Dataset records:
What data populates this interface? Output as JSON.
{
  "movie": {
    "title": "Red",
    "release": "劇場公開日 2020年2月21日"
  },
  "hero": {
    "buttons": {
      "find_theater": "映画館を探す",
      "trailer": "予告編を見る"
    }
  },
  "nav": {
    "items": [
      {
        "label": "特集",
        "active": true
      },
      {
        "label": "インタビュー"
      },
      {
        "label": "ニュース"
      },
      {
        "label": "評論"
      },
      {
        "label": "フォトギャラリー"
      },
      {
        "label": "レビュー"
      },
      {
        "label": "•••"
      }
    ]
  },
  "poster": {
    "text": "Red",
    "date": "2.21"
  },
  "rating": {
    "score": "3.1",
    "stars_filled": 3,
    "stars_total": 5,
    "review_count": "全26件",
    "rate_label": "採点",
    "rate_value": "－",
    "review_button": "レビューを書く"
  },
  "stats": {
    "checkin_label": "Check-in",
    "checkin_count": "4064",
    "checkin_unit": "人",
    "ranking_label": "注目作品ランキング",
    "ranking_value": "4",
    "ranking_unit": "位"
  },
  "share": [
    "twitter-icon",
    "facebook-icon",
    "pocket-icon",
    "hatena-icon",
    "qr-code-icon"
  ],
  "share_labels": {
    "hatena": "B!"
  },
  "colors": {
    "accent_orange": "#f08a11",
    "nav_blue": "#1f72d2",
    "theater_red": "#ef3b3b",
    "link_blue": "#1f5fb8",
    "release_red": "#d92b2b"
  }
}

● **YOUR GOAL**
From the listing, copy each line containing the word "icon".

● **FULL SOLUTION**
    "twitter-icon",
    "facebook-icon",
    "pocket-icon",
    "hatena-icon",
    "qr-code-icon"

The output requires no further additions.